++++ Article
# Why Did You Join The Military?



## Marauder06 (Jan 7, 2016)

Why did you sign up?  What made you stay in?  What's the weirdest reason you ever heard people give to explain why they joined?  This guy has a pretty interesting story.




> As we celebrate the New Year, I felt that it would be an appropriate time to share the story of my own journey here to the United States and how the actions of a certain generation of Veterans influenced my path to become an American Soldier.
> 
> Even though I was only five years old at the time, I remember the deep drum-like thumping sounds and the flashes of light in the horizon. This was the night before Saigon fell to the Communist and the thumping sounds were explosions of a ferocious battle on the outskirts of the city. I was more curious than anything because I didn’t really understand what was going on as I stood there next to my nanny in the closet underneath the stairs.
> 
> My father (who was a colonel) was at the Presidential Palace at that time helping to develop a counterattack using soldiers from one of the last remaining paratrooper regiments to repel the advancing Communist forces in order to help buy more time for people to escape the city, and certain death.


----------



## x SF med (Jan 7, 2016)

I had always wanted to be in the military, family tradition to serve kind of thing.  Both parents were AF, dad's father was in the Swiss horse Drawn Artillery, both of Dad's brothers were Army, Mom's Dad was Infantry, all of her brothers served and one of my Uncles by marriage earned a silver Star in WWII.   Plus I grew up on John Wayne, Audie Murphy and other War movies on the local channels, Combat!, The Rat Patrol...

When I hit college, I met the ROTC cadre (mostly VN vets, with very distinctive service records, one had been a Ranger tabbed FO with the 4ID and went on to become a General officer, 2 were SF, and one was a Ranger (tabbed and served in lettered Ranger companies of the 101 and 82).  The NCOs and Major got me to join ROTC and go SMP (Mech Infantry) - I became an AI for outdoor skills/survival, patrolling, mountaineering, was part of the 'Ranger'  unit for the school (with Ranger and SF advisors it was pretty tactically proficient for a bunch of college kids), did Advanced Camp at Ft. Riley, Cadet Troop leadership Training and Airborne at Benning - during one of the worst heat waves ever - instructors at Riley were Heat Catting, and we were rolled through the showers at Jump School every hour.

I got back to school and was preparing for early commissioning when SGM B and MSG H (both 5th in VN, SGM was on Maj Plaster's team for a couple of years and taught MAC-V Ranger and Recondo Schools) pulled me aside and had a frank talk with me, the jist of which came down to SGM's closing sentences....  P, you're never going to be an officer, you're going to be an SF NCO.  He was right, I ran out of money to finish school at the end of the semester and tried to work enough to pay to go back - construction in NYC, 8 months in to the job, I went to the recruiter - 22 y/o college educated guy, with experience in Mech Infantry (not MOS qual'd due to SMP), 2 leadership schools under my belt and jump qualified, asking for Infantry.  He let me know that I could get an SF contract (SF Baby program, forerunner of 18X) and 11B...  I signed, and the rest is history.  I should have careered, but I met my first wife while in and got out because she would have been a horrible military wife, she ended up being a not so stellar wife overall...  BUT, we have to live with our choices, and I made mine at the time.
++++++++
- _Given problem a_
From the records, retype the lines between the one holding "cloud-word: aquí: [735, 210, 784, 234]" and the one holding "cloud-word: pasado: [173, 228, 224, 244]", inclusive.
++++ Entries supplied
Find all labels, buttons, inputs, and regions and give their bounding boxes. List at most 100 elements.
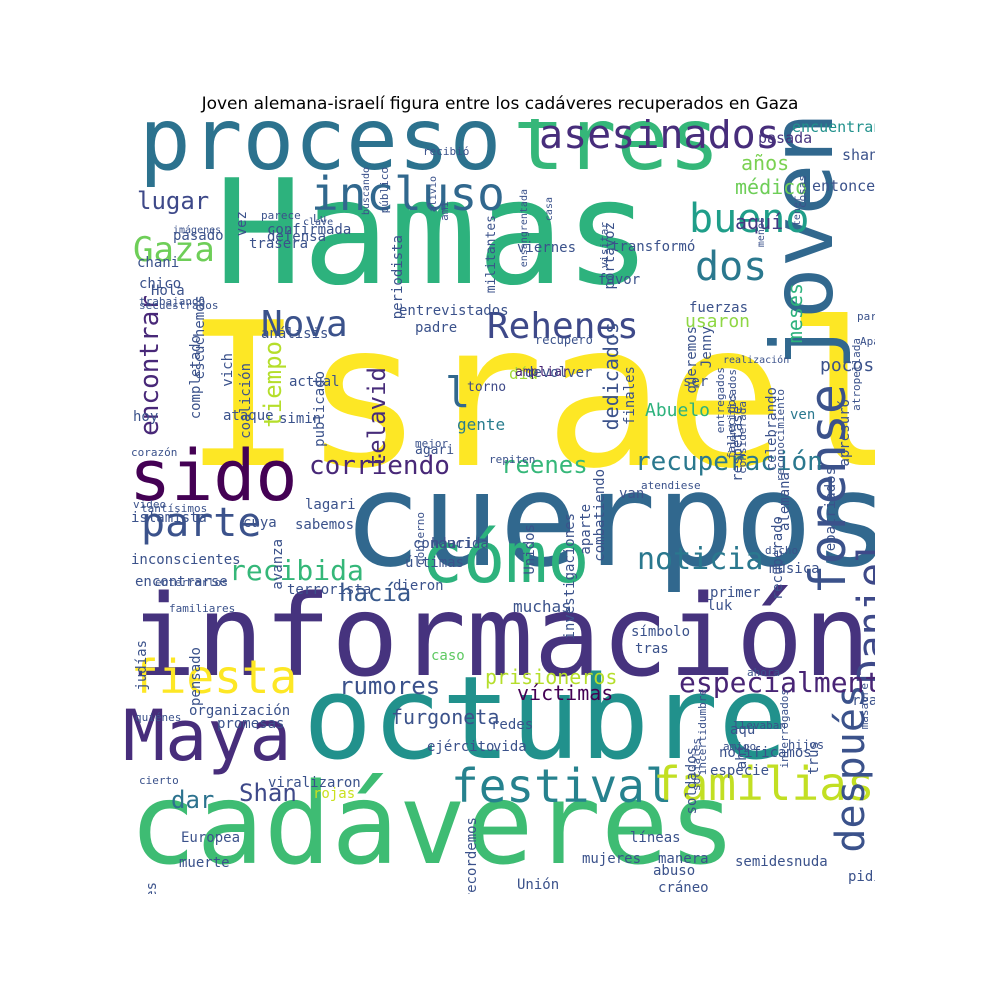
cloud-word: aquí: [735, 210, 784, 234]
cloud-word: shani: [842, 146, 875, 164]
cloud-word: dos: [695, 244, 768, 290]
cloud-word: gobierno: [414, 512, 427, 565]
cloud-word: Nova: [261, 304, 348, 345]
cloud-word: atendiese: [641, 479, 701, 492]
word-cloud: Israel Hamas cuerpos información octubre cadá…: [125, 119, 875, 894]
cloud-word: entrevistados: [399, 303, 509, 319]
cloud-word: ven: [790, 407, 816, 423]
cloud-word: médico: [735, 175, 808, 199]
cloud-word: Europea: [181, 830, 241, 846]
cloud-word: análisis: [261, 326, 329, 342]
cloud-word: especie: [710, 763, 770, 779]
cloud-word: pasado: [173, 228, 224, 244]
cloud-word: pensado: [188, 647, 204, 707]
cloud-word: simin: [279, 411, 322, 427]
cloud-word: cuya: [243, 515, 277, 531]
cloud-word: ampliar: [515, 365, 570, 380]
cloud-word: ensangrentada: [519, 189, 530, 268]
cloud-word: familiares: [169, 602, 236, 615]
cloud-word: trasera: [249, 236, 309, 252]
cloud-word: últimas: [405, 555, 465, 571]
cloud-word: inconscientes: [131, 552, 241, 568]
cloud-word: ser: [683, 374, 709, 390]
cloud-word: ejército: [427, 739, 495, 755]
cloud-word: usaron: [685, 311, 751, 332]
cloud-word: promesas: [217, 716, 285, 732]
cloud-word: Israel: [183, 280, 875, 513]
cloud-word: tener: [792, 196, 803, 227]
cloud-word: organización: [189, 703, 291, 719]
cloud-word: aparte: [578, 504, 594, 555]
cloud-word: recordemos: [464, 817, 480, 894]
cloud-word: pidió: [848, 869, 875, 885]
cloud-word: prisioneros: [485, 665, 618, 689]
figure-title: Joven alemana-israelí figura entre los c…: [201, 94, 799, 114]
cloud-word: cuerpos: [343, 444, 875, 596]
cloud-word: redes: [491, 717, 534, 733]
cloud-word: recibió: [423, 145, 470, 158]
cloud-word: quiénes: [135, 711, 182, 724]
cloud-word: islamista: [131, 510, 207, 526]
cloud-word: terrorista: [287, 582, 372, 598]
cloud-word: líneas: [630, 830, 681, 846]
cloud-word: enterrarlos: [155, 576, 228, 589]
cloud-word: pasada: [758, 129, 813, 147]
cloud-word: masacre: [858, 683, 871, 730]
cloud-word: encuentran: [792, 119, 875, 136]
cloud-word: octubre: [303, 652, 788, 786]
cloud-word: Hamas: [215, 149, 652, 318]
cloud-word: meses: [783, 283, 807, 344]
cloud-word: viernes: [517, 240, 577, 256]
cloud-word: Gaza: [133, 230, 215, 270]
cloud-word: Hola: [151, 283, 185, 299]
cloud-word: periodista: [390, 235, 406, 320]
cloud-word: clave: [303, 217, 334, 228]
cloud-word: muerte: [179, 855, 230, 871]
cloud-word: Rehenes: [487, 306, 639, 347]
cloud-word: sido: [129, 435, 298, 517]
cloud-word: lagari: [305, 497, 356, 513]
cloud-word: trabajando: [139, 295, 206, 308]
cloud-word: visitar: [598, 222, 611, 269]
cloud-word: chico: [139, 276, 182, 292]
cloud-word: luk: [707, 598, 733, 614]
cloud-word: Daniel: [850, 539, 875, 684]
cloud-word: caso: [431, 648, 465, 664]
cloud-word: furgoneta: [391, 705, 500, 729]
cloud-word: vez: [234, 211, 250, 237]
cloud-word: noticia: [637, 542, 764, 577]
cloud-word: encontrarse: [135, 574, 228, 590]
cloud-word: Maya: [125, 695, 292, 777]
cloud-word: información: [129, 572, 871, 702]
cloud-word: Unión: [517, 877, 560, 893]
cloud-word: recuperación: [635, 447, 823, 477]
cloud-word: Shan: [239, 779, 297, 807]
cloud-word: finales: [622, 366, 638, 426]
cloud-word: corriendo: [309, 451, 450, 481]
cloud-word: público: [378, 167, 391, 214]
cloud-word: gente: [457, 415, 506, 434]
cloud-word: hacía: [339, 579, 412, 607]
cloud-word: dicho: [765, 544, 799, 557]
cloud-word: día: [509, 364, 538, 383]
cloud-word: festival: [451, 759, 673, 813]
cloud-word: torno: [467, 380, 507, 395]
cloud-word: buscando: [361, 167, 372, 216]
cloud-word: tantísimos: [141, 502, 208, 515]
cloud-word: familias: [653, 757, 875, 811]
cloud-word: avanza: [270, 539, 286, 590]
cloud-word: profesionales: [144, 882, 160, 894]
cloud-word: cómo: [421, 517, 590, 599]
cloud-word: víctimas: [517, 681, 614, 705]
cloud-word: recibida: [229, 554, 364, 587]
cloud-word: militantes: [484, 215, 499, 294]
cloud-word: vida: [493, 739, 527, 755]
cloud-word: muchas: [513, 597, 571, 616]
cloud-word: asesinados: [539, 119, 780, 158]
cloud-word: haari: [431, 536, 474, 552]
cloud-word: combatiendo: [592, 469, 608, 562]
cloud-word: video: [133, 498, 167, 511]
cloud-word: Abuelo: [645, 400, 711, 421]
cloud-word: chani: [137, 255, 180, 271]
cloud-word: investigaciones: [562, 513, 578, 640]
++++++++
- _Given problem b_
Echo word for word the part of the thread on joining the military between "## Marauder06 (Jan" and "underneath the stairs.", inclusive.

- _Full output a_
cloud-word: aquí: [735, 210, 784, 234]
cloud-word: shani: [842, 146, 875, 164]
cloud-word: dos: [695, 244, 768, 290]
cloud-word: gobierno: [414, 512, 427, 565]
cloud-word: Nova: [261, 304, 348, 345]
cloud-word: atendiese: [641, 479, 701, 492]
word-cloud: Israel Hamas cuerpos información octubre cadá…: [125, 119, 875, 894]
cloud-word: entrevistados: [399, 303, 509, 319]
cloud-word: ven: [790, 407, 816, 423]
cloud-word: médico: [735, 175, 808, 199]
cloud-word: Europea: [181, 830, 241, 846]
cloud-word: análisis: [261, 326, 329, 342]
cloud-word: especie: [710, 763, 770, 779]
cloud-word: pasado: [173, 228, 224, 244]

- _Full output b_
## Marauder06 (Jan 7, 2016)

Why did you sign up?  What made you stay in?  What's the weirdest reason you ever heard people give to explain why they joined?  This guy has a pretty interesting story.




> As we celebrate the New Year, I felt that it would be an appropriate time to share the story of my own journey here to the United States and how the actions of a certain generation of Veterans influenced my path to become an American Soldier.
> 
> Even though I was only five years old at the time, I remember the deep drum-like thumping sounds and the flashes of light in the horizon. This was the night before Saigon fell to the Communist and the thumping sounds were explosions of a ferocious battle on the outskirts of the city. I was more curious than anything because I didn’t really understand what was going on as I stood there next to my nanny in the closet underneath the stairs.